:: SHORT EXERCISE ::
Convert the records below into a JSON list of strings, one string per line, omitting blank lines and leaving the pictures out of the answer.

:: STORED ROWS ::
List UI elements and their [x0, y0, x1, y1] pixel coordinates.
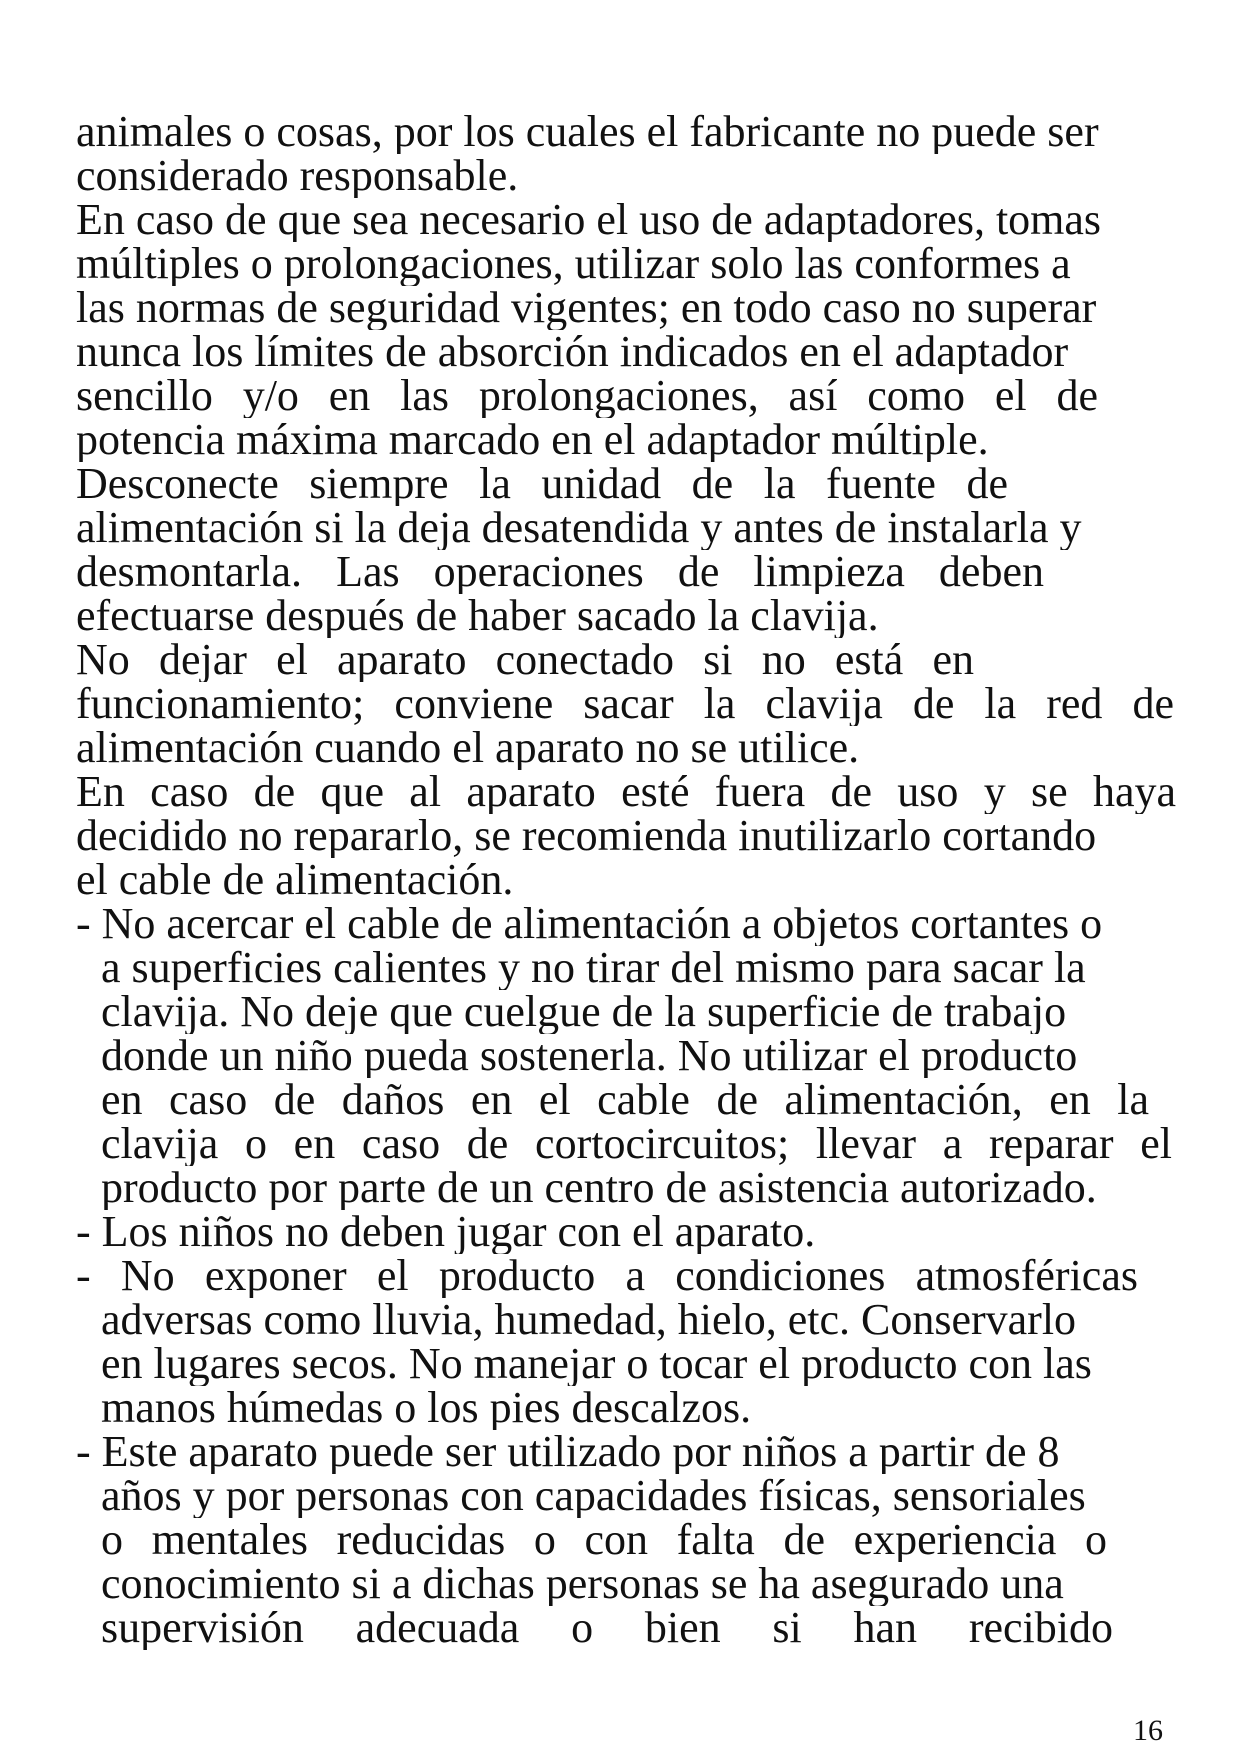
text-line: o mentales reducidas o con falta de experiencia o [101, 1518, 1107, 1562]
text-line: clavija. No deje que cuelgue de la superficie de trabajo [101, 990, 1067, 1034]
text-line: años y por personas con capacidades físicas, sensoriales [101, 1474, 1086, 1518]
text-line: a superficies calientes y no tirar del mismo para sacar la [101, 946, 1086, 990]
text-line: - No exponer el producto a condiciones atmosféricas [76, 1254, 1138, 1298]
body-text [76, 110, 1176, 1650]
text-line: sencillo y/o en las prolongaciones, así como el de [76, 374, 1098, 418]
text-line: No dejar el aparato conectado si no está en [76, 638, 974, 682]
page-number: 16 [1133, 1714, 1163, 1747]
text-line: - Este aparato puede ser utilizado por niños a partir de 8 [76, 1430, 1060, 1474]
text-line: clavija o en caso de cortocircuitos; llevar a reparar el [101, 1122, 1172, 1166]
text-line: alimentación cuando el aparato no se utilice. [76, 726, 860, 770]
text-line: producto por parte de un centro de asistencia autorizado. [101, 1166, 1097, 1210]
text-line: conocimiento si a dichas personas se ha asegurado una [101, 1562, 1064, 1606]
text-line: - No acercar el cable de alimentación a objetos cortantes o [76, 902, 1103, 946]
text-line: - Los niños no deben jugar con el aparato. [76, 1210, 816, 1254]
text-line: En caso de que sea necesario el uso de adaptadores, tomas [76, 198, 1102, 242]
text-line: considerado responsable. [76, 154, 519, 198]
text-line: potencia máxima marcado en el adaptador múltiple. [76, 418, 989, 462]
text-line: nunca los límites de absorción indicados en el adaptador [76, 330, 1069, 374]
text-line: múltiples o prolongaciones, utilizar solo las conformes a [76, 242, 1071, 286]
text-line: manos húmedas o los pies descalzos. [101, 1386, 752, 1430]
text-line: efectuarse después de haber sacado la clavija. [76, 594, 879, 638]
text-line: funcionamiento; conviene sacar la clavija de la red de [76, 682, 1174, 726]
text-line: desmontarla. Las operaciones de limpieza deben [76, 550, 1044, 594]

:: FULL SOLUTION ::
[
  "List UI elements and their [x0, y0, x1, y1] pixel coordinates.",
  "text-line: o mentales reducidas o con falta de experiencia o [101, 1518, 1107, 1562]",
  "text-line: clavija. No deje que cuelgue de la superficie de trabajo [101, 990, 1067, 1034]",
  "text-line: años y por personas con capacidades físicas, sensoriales [101, 1474, 1086, 1518]",
  "text-line: a superficies calientes y no tirar del mismo para sacar la [101, 946, 1086, 990]",
  "text-line: - No exponer el producto a condiciones atmosféricas [76, 1254, 1138, 1298]",
  "body-text [76, 110, 1176, 1650]",
  "text-line: sencillo y/o en las prolongaciones, así como el de [76, 374, 1098, 418]",
  "text-line: No dejar el aparato conectado si no está en [76, 638, 974, 682]",
  "page-number: 16 [1133, 1714, 1163, 1747]",
  "text-line: - Este aparato puede ser utilizado por niños a partir de 8 [76, 1430, 1060, 1474]",
  "text-line: clavija o en caso de cortocircuitos; llevar a reparar el [101, 1122, 1172, 1166]",
  "text-line: alimentación cuando el aparato no se utilice. [76, 726, 860, 770]",
  "text-line: producto por parte de un centro de asistencia autorizado. [101, 1166, 1097, 1210]",
  "text-line: conocimiento si a dichas personas se ha asegurado una [101, 1562, 1064, 1606]",
  "text-line: - No acercar el cable de alimentación a objetos cortantes o [76, 902, 1103, 946]",
  "text-line: - Los niños no deben jugar con el aparato. [76, 1210, 816, 1254]",
  "text-line: En caso de que sea necesario el uso de adaptadores, tomas [76, 198, 1102, 242]",
  "text-line: considerado responsable. [76, 154, 519, 198]",
  "text-line: potencia máxima marcado en el adaptador múltiple. [76, 418, 989, 462]",
  "text-line: nunca los límites de absorción indicados en el adaptador [76, 330, 1069, 374]",
  "text-line: múltiples o prolongaciones, utilizar solo las conformes a [76, 242, 1071, 286]",
  "text-line: manos húmedas o los pies descalzos. [101, 1386, 752, 1430]",
  "text-line: efectuarse después de haber sacado la clavija. [76, 594, 879, 638]",
  "text-line: funcionamiento; conviene sacar la clavija de la red de [76, 682, 1174, 726]",
  "text-line: desmontarla. Las operaciones de limpieza deben [76, 550, 1044, 594]"
]